DATASET CONTENT:
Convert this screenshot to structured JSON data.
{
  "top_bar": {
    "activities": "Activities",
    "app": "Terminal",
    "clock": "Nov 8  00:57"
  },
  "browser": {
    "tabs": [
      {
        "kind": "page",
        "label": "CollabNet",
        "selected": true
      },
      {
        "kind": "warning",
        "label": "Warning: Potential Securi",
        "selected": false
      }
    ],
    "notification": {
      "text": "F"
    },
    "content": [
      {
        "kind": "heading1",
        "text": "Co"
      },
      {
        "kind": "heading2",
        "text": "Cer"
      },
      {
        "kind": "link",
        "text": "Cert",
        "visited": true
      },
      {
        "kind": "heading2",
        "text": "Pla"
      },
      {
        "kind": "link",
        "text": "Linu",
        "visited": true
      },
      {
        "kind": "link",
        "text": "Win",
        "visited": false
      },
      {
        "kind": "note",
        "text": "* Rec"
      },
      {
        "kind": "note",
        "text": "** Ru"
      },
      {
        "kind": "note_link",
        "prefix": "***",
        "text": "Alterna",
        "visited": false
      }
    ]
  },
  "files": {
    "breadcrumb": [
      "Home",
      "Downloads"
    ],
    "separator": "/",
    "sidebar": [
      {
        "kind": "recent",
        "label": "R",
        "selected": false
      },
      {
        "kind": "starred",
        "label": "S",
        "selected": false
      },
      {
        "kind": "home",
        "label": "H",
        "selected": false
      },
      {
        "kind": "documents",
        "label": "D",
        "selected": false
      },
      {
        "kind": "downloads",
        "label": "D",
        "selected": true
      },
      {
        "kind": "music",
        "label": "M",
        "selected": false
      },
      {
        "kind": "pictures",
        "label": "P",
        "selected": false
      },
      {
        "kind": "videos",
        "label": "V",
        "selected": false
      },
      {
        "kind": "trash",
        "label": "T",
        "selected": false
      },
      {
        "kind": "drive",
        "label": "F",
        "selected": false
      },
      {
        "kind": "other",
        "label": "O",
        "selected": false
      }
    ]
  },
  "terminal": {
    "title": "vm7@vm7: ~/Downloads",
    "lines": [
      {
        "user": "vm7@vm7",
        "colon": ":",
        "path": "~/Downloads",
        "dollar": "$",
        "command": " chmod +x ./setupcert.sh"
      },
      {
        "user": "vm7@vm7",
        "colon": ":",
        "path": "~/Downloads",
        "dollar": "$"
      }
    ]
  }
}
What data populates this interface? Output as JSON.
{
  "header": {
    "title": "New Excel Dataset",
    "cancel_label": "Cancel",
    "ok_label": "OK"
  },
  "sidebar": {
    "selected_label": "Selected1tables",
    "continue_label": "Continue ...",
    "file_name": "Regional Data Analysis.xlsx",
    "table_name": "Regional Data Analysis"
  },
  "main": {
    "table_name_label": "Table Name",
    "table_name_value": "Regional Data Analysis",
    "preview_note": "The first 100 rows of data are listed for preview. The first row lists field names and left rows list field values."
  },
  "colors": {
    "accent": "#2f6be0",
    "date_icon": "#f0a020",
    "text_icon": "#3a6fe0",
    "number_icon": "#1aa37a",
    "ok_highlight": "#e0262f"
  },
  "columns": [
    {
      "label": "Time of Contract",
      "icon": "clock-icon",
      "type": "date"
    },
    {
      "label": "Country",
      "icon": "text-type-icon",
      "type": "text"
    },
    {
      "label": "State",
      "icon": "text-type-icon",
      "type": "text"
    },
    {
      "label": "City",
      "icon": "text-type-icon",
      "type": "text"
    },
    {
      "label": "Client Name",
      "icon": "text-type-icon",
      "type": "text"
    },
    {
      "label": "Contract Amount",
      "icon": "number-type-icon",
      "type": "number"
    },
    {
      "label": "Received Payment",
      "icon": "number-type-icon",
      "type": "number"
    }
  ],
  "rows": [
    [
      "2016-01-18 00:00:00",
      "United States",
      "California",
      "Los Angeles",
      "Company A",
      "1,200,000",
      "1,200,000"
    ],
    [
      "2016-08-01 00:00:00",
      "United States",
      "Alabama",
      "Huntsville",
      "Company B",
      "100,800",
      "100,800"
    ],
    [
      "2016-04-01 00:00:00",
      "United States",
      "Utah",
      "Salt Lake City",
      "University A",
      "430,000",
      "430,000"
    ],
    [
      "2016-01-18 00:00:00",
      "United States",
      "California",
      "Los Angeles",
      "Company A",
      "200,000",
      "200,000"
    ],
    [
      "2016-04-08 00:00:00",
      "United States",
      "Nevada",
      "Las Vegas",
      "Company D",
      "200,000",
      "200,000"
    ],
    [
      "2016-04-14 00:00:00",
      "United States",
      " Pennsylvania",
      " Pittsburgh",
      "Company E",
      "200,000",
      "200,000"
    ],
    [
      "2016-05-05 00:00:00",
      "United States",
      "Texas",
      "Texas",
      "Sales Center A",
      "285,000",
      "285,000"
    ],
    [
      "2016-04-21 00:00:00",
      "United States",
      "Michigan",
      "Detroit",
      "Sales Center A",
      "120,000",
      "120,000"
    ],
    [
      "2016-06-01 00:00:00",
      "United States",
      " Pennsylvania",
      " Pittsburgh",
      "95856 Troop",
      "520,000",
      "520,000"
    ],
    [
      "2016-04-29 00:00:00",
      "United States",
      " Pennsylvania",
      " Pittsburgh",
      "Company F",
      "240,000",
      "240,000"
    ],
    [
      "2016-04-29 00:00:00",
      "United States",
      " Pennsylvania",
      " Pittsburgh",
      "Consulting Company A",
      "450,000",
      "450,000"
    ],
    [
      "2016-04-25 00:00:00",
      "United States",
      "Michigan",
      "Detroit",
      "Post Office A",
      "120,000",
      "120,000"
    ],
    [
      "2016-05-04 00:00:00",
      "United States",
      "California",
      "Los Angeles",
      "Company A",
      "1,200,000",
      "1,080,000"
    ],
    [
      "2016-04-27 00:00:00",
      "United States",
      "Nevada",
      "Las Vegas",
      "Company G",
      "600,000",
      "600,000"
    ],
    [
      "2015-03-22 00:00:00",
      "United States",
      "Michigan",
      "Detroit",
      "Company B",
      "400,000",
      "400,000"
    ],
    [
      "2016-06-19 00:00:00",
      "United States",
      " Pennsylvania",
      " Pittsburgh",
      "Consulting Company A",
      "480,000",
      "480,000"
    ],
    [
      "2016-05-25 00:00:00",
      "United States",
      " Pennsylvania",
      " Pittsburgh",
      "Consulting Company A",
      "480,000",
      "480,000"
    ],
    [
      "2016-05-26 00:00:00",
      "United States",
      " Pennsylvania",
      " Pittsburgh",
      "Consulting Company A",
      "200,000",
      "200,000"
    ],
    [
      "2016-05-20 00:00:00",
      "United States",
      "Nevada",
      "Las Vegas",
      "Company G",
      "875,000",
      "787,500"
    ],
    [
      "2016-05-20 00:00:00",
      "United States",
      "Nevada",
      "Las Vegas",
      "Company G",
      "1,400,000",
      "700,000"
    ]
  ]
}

WRITTEN PROBLEM:
Reproduce the listing in full. Keep it exactly as written.

WORKED SOLUTION:
Convert this screenshot to structured JSON data.
{
  "top_bar": {
    "activities": "Activities",
    "app": "Terminal",
    "clock": "Nov 8  00:57"
  },
  "browser": {
    "tabs": [
      {
        "kind": "page",
        "label": "CollabNet",
        "selected": true
      },
      {
        "kind": "warning",
        "label": "Warning: Potential Securi",
        "selected": false
      }
    ],
    "notification": {
      "text": "F"
    },
    "content": [
      {
        "kind": "heading1",
        "text": "Co"
      },
      {
        "kind": "heading2",
        "text": "Cer"
      },
      {
        "kind": "link",
        "text": "Cert",
        "visited": true
      },
      {
        "kind": "heading2",
        "text": "Pla"
      },
      {
        "kind": "link",
        "text": "Linu",
        "visited": true
      },
      {
        "kind": "link",
        "text": "Win",
        "visited": false
      },
      {
        "kind": "note",
        "text": "* Rec"
      },
      {
        "kind": "note",
        "text": "** Ru"
      },
      {
        "kind": "note_link",
        "prefix": "***",
        "text": "Alterna",
        "visited": false
      }
    ]
  },
  "files": {
    "breadcrumb": [
      "Home",
      "Downloads"
    ],
    "separator": "/",
    "sidebar": [
      {
        "kind": "recent",
        "label": "R",
        "selected": false
      },
      {
        "kind": "starred",
        "label": "S",
        "selected": false
      },
      {
        "kind": "home",
        "label": "H",
        "selected": false
      },
      {
        "kind": "documents",
        "label": "D",
        "selected": false
      },
      {
        "kind": "downloads",
        "label": "D",
        "selected": true
      },
      {
        "kind": "music",
        "label": "M",
        "selected": false
      },
      {
        "kind": "pictures",
        "label": "P",
        "selected": false
      },
      {
        "kind": "videos",
        "label": "V",
        "selected": false
      },
      {
        "kind": "trash",
        "label": "T",
        "selected": false
      },
      {
        "kind": "drive",
        "label": "F",
        "selected": false
      },
      {
        "kind": "other",
        "label": "O",
        "selected": false
      }
    ]
  },
  "terminal": {
    "title": "vm7@vm7: ~/Downloads",
    "lines": [
      {
        "user": "vm7@vm7",
        "colon": ":",
        "path": "~/Downloads",
        "dollar": "$",
        "command": " chmod +x ./setupcert.sh"
      },
      {
        "user": "vm7@vm7",
        "colon": ":",
        "path": "~/Downloads",
        "dollar": "$"
      }
    ]
  }
}
What data populates this interface? Output as JSON.
{
  "header": {
    "title": "New Excel Dataset",
    "cancel_label": "Cancel",
    "ok_label": "OK"
  },
  "sidebar": {
    "selected_label": "Selected1tables",
    "continue_label": "Continue ...",
    "file_name": "Regional Data Analysis.xlsx",
    "table_name": "Regional Data Analysis"
  },
  "main": {
    "table_name_label": "Table Name",
    "table_name_value": "Regional Data Analysis",
    "preview_note": "The first 100 rows of data are listed for preview. The first row lists field names and left rows list field values."
  },
  "colors": {
    "accent": "#2f6be0",
    "date_icon": "#f0a020",
    "text_icon": "#3a6fe0",
    "number_icon": "#1aa37a",
    "ok_highlight": "#e0262f"
  },
  "columns": [
    {
      "label": "Time of Contract",
      "icon": "clock-icon",
      "type": "date"
    },
    {
      "label": "Country",
      "icon": "text-type-icon",
      "type": "text"
    },
    {
      "label": "State",
      "icon": "text-type-icon",
      "type": "text"
    },
    {
      "label": "City",
      "icon": "text-type-icon",
      "type": "text"
    },
    {
      "label": "Client Name",
      "icon": "text-type-icon",
      "type": "text"
    },
    {
      "label": "Contract Amount",
      "icon": "number-type-icon",
      "type": "number"
    },
    {
      "label": "Received Payment",
      "icon": "number-type-icon",
      "type": "number"
    }
  ],
  "rows": [
    [
      "2016-01-18 00:00:00",
      "United States",
      "California",
      "Los Angeles",
      "Company A",
      "1,200,000",
      "1,200,000"
    ],
    [
      "2016-08-01 00:00:00",
      "United States",
      "Alabama",
      "Huntsville",
      "Company B",
      "100,800",
      "100,800"
    ],
    [
      "2016-04-01 00:00:00",
      "United States",
      "Utah",
      "Salt Lake City",
      "University A",
      "430,000",
      "430,000"
    ],
    [
      "2016-01-18 00:00:00",
      "United States",
      "California",
      "Los Angeles",
      "Company A",
      "200,000",
      "200,000"
    ],
    [
      "2016-04-08 00:00:00",
      "United States",
      "Nevada",
      "Las Vegas",
      "Company D",
      "200,000",
      "200,000"
    ],
    [
      "2016-04-14 00:00:00",
      "United States",
      " Pennsylvania",
      " Pittsburgh",
      "Company E",
      "200,000",
      "200,000"
    ],
    [
      "2016-05-05 00:00:00",
      "United States",
      "Texas",
      "Texas",
      "Sales Center A",
      "285,000",
      "285,000"
    ],
    [
      "2016-04-21 00:00:00",
      "United States",
      "Michigan",
      "Detroit",
      "Sales Center A",
      "120,000",
      "120,000"
    ],
    [
      "2016-06-01 00:00:00",
      "United States",
      " Pennsylvania",
      " Pittsburgh",
      "95856 Troop",
      "520,000",
      "520,000"
    ],
    [
      "2016-04-29 00:00:00",
      "United States",
      " Pennsylvania",
      " Pittsburgh",
      "Company F",
      "240,000",
      "240,000"
    ],
    [
      "2016-04-29 00:00:00",
      "United States",
      " Pennsylvania",
      " Pittsburgh",
      "Consulting Company A",
      "450,000",
      "450,000"
    ],
    [
      "2016-04-25 00:00:00",
      "United States",
      "Michigan",
      "Detroit",
      "Post Office A",
      "120,000",
      "120,000"
    ],
    [
      "2016-05-04 00:00:00",
      "United States",
      "California",
      "Los Angeles",
      "Company A",
      "1,200,000",
      "1,080,000"
    ],
    [
      "2016-04-27 00:00:00",
      "United States",
      "Nevada",
      "Las Vegas",
      "Company G",
      "600,000",
      "600,000"
    ],
    [
      "2015-03-22 00:00:00",
      "United States",
      "Michigan",
      "Detroit",
      "Company B",
      "400,000",
      "400,000"
    ],
    [
      "2016-06-19 00:00:00",
      "United States",
      " Pennsylvania",
      " Pittsburgh",
      "Consulting Company A",
      "480,000",
      "480,000"
    ],
    [
      "2016-05-25 00:00:00",
      "United States",
      " Pennsylvania",
      " Pittsburgh",
      "Consulting Company A",
      "480,000",
      "480,000"
    ],
    [
      "2016-05-26 00:00:00",
      "United States",
      " Pennsylvania",
      " Pittsburgh",
      "Consulting Company A",
      "200,000",
      "200,000"
    ],
    [
      "2016-05-20 00:00:00",
      "United States",
      "Nevada",
      "Las Vegas",
      "Company G",
      "875,000",
      "787,500"
    ],
    [
      "2016-05-20 00:00:00",
      "United States",
      "Nevada",
      "Las Vegas",
      "Company G",
      "1,400,000",
      "700,000"
    ]
  ]
}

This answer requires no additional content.